→ **Supplied information**:
____________________

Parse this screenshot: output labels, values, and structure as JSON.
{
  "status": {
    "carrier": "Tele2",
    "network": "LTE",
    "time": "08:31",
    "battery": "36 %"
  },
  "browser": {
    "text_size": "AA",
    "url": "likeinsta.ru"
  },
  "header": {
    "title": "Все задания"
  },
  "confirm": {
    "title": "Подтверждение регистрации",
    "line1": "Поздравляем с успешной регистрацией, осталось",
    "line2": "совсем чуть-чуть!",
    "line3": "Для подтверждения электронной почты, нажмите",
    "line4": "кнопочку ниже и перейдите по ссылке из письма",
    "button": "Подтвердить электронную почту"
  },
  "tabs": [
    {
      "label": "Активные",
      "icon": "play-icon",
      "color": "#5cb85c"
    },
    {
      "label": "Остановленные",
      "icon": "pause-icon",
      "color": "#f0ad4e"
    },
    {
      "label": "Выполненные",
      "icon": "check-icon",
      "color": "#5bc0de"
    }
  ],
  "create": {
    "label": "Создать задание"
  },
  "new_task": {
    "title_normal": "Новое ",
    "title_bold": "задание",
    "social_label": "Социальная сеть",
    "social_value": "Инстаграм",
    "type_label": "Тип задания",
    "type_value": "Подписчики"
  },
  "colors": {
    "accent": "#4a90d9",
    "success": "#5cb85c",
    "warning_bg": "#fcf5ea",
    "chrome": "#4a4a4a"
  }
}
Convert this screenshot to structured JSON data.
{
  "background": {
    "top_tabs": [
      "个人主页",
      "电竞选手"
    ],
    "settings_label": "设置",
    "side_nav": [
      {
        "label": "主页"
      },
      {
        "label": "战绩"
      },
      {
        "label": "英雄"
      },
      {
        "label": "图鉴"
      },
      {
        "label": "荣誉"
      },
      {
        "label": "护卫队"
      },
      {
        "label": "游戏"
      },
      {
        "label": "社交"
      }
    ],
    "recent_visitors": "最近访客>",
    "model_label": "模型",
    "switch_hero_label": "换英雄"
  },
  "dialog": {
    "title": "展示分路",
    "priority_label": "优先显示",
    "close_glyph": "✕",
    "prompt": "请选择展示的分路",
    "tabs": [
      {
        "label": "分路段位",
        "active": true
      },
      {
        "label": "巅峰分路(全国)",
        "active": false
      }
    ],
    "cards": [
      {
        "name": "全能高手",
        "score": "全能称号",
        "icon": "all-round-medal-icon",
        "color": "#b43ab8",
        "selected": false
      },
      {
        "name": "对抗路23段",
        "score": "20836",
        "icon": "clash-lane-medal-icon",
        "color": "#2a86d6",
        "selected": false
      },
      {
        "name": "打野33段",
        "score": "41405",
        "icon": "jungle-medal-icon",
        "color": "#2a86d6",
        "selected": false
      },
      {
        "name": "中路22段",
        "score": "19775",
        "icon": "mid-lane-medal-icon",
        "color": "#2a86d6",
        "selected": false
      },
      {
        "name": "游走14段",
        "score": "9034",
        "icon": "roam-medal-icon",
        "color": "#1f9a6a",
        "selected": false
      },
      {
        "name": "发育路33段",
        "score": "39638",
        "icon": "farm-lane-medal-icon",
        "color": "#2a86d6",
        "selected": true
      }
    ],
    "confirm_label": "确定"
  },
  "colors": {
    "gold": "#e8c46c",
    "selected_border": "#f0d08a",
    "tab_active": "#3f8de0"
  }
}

____________________

→ **Work required**:
State, as a number only, how many lines in the entries include "medal".

→ **Reply**:
6